INFORMATION SHOWN:
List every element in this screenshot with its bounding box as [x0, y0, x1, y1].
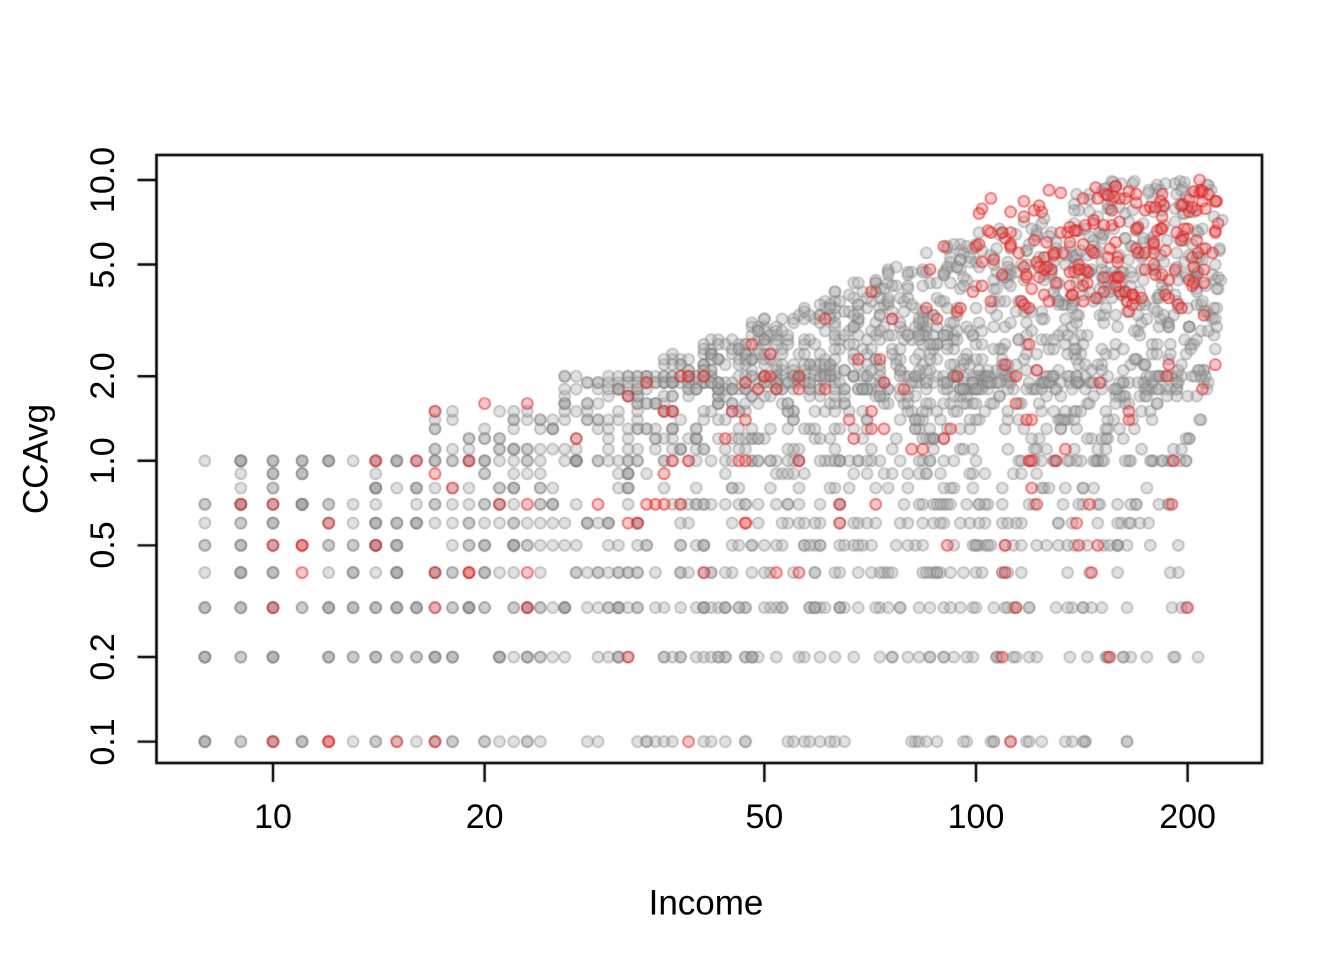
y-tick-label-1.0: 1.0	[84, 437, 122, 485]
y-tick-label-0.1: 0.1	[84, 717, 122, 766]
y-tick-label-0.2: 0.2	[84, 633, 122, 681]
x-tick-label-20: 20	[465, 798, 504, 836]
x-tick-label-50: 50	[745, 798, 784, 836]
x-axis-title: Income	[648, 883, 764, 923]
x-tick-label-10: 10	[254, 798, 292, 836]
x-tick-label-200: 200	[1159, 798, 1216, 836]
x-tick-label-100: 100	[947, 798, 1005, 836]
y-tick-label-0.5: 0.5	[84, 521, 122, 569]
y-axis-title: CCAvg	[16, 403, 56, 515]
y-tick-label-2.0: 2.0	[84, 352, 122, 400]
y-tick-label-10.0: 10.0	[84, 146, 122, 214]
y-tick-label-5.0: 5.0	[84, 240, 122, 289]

TO BE DONE: Swap "Income" for "Salary" everywhere it appears in the entries above, and return all their lines otherwise unchanged. Leave the pictures out.

FINAL ANSWER:
List every element in this screenshot with its bounding box as [x0, y0, x1, y1].
y-tick-label-1.0: 1.0	[84, 437, 122, 485]
y-tick-label-0.1: 0.1	[84, 717, 122, 766]
y-tick-label-0.2: 0.2	[84, 633, 122, 681]
x-tick-label-20: 20	[465, 798, 504, 836]
x-tick-label-50: 50	[745, 798, 784, 836]
x-axis-title: Salary	[648, 883, 764, 923]
x-tick-label-10: 10	[254, 798, 292, 836]
x-tick-label-200: 200	[1159, 798, 1216, 836]
x-tick-label-100: 100	[947, 798, 1005, 836]
y-tick-label-0.5: 0.5	[84, 521, 122, 569]
y-axis-title: CCAvg	[16, 403, 56, 515]
y-tick-label-2.0: 2.0	[84, 352, 122, 400]
y-tick-label-10.0: 10.0	[84, 146, 122, 214]
y-tick-label-5.0: 5.0	[84, 240, 122, 289]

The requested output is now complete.